WHAT YOU ARE ASKED TO DO | Return all of the entries exactly as written.

SUPPLIED DATA |
§
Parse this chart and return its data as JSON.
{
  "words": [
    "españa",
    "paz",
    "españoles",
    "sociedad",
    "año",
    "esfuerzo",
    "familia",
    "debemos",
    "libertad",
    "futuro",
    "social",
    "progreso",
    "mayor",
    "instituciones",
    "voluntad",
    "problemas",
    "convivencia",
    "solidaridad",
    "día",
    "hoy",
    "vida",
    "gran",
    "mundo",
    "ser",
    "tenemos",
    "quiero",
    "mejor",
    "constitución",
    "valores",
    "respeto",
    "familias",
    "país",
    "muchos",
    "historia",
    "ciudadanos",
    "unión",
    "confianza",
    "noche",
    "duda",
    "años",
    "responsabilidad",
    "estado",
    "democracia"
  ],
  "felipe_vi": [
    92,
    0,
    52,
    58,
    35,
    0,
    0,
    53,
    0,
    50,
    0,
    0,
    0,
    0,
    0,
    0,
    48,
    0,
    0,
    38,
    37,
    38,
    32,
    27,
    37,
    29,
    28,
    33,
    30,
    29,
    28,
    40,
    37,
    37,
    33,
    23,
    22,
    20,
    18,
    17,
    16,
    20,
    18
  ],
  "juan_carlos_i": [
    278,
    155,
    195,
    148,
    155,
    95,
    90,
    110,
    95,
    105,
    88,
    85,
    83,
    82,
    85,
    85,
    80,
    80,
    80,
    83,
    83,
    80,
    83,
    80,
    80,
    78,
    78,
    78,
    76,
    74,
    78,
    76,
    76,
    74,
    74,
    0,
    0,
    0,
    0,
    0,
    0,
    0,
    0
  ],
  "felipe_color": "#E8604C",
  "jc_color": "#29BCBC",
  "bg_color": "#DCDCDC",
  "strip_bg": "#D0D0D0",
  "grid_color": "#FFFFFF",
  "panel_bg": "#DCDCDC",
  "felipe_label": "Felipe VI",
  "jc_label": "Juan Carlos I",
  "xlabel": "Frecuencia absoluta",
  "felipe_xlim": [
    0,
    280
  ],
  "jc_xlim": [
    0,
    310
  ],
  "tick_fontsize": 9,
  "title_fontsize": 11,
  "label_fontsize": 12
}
§
THE RESPONSE |
Parse this chart and return its data as JSON.
{
  "words": [
    "españa",
    "paz",
    "españoles",
    "sociedad",
    "año",
    "esfuerzo",
    "familia",
    "debemos",
    "libertad",
    "futuro",
    "social",
    "progreso",
    "mayor",
    "instituciones",
    "voluntad",
    "problemas",
    "convivencia",
    "solidaridad",
    "día",
    "hoy",
    "vida",
    "gran",
    "mundo",
    "ser",
    "tenemos",
    "quiero",
    "mejor",
    "constitución",
    "valores",
    "respeto",
    "familias",
    "país",
    "muchos",
    "historia",
    "ciudadanos",
    "unión",
    "confianza",
    "noche",
    "duda",
    "años",
    "responsabilidad",
    "estado",
    "democracia"
  ],
  "felipe_vi": [
    92,
    0,
    52,
    58,
    35,
    0,
    0,
    53,
    0,
    50,
    0,
    0,
    0,
    0,
    0,
    0,
    48,
    0,
    0,
    38,
    37,
    38,
    32,
    27,
    37,
    29,
    28,
    33,
    30,
    29,
    28,
    40,
    37,
    37,
    33,
    23,
    22,
    20,
    18,
    17,
    16,
    20,
    18
  ],
  "juan_carlos_i": [
    278,
    155,
    195,
    148,
    155,
    95,
    90,
    110,
    95,
    105,
    88,
    85,
    83,
    82,
    85,
    85,
    80,
    80,
    80,
    83,
    83,
    80,
    83,
    80,
    80,
    78,
    78,
    78,
    76,
    74,
    78,
    76,
    76,
    74,
    74,
    0,
    0,
    0,
    0,
    0,
    0,
    0,
    0
  ],
  "felipe_color": "#E8604C",
  "jc_color": "#29BCBC",
  "bg_color": "#DCDCDC",
  "strip_bg": "#D0D0D0",
  "grid_color": "#FFFFFF",
  "panel_bg": "#DCDCDC",
  "felipe_label": "Felipe VI",
  "jc_label": "Juan Carlos I",
  "xlabel": "Frecuencia absoluta",
  "felipe_xlim": [
    0,
    280
  ],
  "jc_xlim": [
    0,
    310
  ],
  "tick_fontsize": 9,
  "title_fontsize": 11,
  "label_fontsize": 12
}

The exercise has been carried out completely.